-------- Data supplied --------

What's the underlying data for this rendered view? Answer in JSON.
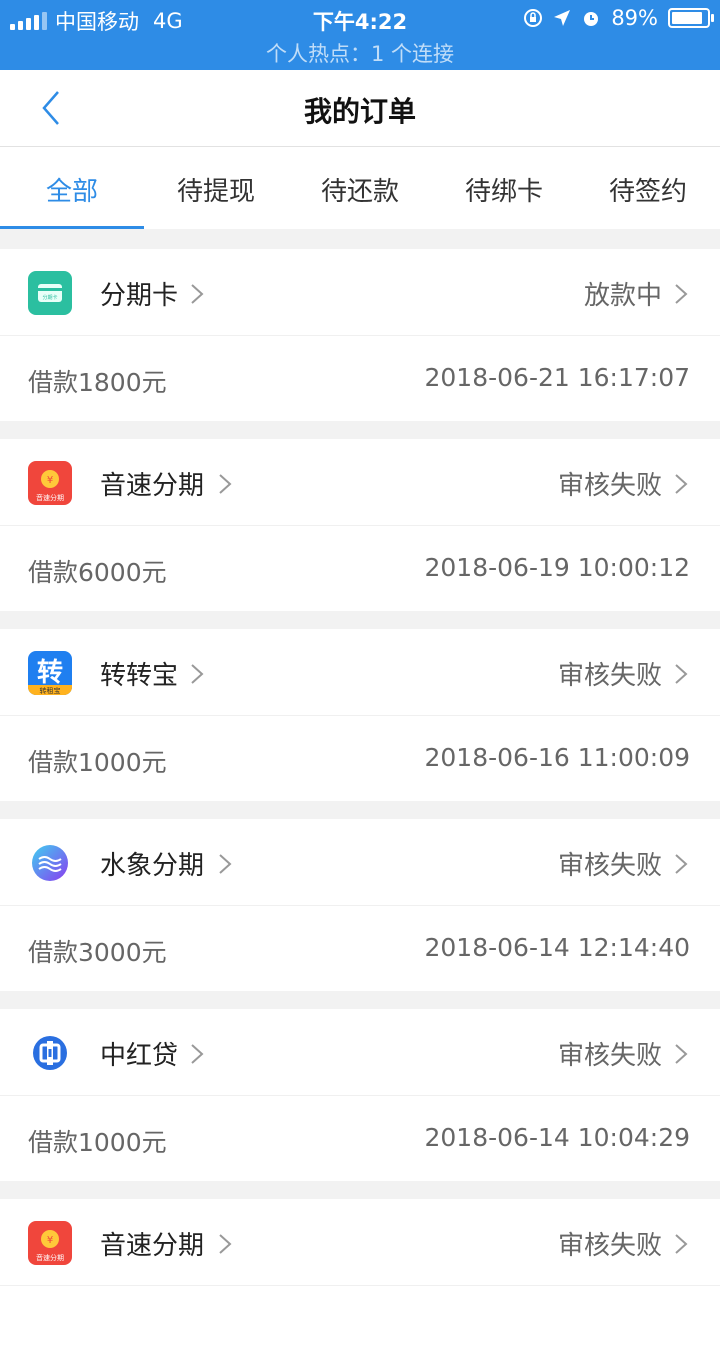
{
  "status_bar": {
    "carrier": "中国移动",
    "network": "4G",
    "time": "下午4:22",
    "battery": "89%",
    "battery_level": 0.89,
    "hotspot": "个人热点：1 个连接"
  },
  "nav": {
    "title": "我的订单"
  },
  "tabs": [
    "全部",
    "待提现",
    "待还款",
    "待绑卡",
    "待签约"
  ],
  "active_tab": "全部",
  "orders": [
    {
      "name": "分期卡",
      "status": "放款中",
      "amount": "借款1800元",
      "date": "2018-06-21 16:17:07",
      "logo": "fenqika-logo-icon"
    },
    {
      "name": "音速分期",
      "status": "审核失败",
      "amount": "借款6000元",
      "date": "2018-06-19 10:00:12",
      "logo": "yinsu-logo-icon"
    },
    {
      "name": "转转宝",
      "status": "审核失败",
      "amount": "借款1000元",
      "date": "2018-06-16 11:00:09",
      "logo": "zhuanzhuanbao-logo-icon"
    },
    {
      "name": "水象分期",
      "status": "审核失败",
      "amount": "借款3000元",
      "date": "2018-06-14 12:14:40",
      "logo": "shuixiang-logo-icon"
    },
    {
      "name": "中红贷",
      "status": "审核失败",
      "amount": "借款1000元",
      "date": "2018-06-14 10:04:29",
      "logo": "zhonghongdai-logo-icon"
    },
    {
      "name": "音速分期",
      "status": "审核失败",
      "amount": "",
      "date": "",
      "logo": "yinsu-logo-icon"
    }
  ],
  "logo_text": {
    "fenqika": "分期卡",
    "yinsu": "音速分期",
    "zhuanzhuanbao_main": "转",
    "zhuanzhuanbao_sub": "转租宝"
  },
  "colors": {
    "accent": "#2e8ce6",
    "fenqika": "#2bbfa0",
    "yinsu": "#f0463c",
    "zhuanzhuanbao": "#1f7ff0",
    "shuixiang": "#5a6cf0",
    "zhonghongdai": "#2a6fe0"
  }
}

--------

*Task statement:*
The records above must be transcribed exactly. Pictures are left out of the copy.

*Reply:*
What's the underlying data for this rendered view? Answer in JSON.
{
  "status_bar": {
    "carrier": "中国移动",
    "network": "4G",
    "time": "下午4:22",
    "battery": "89%",
    "battery_level": 0.89,
    "hotspot": "个人热点：1 个连接"
  },
  "nav": {
    "title": "我的订单"
  },
  "tabs": [
    "全部",
    "待提现",
    "待还款",
    "待绑卡",
    "待签约"
  ],
  "active_tab": "全部",
  "orders": [
    {
      "name": "分期卡",
      "status": "放款中",
      "amount": "借款1800元",
      "date": "2018-06-21 16:17:07",
      "logo": "fenqika-logo-icon"
    },
    {
      "name": "音速分期",
      "status": "审核失败",
      "amount": "借款6000元",
      "date": "2018-06-19 10:00:12",
      "logo": "yinsu-logo-icon"
    },
    {
      "name": "转转宝",
      "status": "审核失败",
      "amount": "借款1000元",
      "date": "2018-06-16 11:00:09",
      "logo": "zhuanzhuanbao-logo-icon"
    },
    {
      "name": "水象分期",
      "status": "审核失败",
      "amount": "借款3000元",
      "date": "2018-06-14 12:14:40",
      "logo": "shuixiang-logo-icon"
    },
    {
      "name": "中红贷",
      "status": "审核失败",
      "amount": "借款1000元",
      "date": "2018-06-14 10:04:29",
      "logo": "zhonghongdai-logo-icon"
    },
    {
      "name": "音速分期",
      "status": "审核失败",
      "amount": "",
      "date": "",
      "logo": "yinsu-logo-icon"
    }
  ],
  "logo_text": {
    "fenqika": "分期卡",
    "yinsu": "音速分期",
    "zhuanzhuanbao_main": "转",
    "zhuanzhuanbao_sub": "转租宝"
  },
  "colors": {
    "accent": "#2e8ce6",
    "fenqika": "#2bbfa0",
    "yinsu": "#f0463c",
    "zhuanzhuanbao": "#1f7ff0",
    "shuixiang": "#5a6cf0",
    "zhonghongdai": "#2a6fe0"
  }
}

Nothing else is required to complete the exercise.